> GIVEN PROBLEM
Every entry needs to be printed exactly, please.

> TASK MATERIAL
--- Start ---

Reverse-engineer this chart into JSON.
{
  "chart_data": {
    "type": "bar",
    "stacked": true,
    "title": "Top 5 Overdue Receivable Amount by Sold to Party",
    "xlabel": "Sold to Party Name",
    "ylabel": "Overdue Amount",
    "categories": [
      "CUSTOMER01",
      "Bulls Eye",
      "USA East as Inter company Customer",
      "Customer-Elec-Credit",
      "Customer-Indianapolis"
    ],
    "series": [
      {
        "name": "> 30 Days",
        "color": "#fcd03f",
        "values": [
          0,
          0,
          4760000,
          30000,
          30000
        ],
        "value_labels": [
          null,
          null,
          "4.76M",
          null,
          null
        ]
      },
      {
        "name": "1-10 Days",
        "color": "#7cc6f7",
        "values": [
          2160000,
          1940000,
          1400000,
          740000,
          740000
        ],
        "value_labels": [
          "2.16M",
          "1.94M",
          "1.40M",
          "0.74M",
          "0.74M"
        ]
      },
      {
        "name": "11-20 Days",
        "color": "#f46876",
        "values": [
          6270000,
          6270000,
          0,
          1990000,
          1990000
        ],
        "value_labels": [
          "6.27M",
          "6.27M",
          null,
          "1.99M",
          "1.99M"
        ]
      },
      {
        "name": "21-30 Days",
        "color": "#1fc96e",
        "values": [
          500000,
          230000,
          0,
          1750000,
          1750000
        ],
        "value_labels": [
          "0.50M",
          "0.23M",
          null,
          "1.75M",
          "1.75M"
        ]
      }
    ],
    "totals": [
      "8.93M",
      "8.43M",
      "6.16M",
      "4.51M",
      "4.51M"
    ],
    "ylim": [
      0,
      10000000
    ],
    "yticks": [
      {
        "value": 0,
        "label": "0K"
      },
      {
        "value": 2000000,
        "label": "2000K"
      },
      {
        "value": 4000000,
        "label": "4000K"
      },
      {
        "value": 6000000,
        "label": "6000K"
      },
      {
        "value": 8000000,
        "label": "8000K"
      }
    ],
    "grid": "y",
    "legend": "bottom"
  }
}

--- End ---

> TASK ANSWER
Reverse-engineer this chart into JSON.
{
  "chart_data": {
    "type": "bar",
    "stacked": true,
    "title": "Top 5 Overdue Receivable Amount by Sold to Party",
    "xlabel": "Sold to Party Name",
    "ylabel": "Overdue Amount",
    "categories": [
      "CUSTOMER01",
      "Bulls Eye",
      "USA East as Inter company Customer",
      "Customer-Elec-Credit",
      "Customer-Indianapolis"
    ],
    "series": [
      {
        "name": "> 30 Days",
        "color": "#fcd03f",
        "values": [
          0,
          0,
          4760000,
          30000,
          30000
        ],
        "value_labels": [
          null,
          null,
          "4.76M",
          null,
          null
        ]
      },
      {
        "name": "1-10 Days",
        "color": "#7cc6f7",
        "values": [
          2160000,
          1940000,
          1400000,
          740000,
          740000
        ],
        "value_labels": [
          "2.16M",
          "1.94M",
          "1.40M",
          "0.74M",
          "0.74M"
        ]
      },
      {
        "name": "11-20 Days",
        "color": "#f46876",
        "values": [
          6270000,
          6270000,
          0,
          1990000,
          1990000
        ],
        "value_labels": [
          "6.27M",
          "6.27M",
          null,
          "1.99M",
          "1.99M"
        ]
      },
      {
        "name": "21-30 Days",
        "color": "#1fc96e",
        "values": [
          500000,
          230000,
          0,
          1750000,
          1750000
        ],
        "value_labels": [
          "0.50M",
          "0.23M",
          null,
          "1.75M",
          "1.75M"
        ]
      }
    ],
    "totals": [
      "8.93M",
      "8.43M",
      "6.16M",
      "4.51M",
      "4.51M"
    ],
    "ylim": [
      0,
      10000000
    ],
    "yticks": [
      {
        "value": 0,
        "label": "0K"
      },
      {
        "value": 2000000,
        "label": "2000K"
      },
      {
        "value": 4000000,
        "label": "4000K"
      },
      {
        "value": 6000000,
        "label": "6000K"
      },
      {
        "value": 8000000,
        "label": "8000K"
      }
    ],
    "grid": "y",
    "legend": "bottom"
  }
}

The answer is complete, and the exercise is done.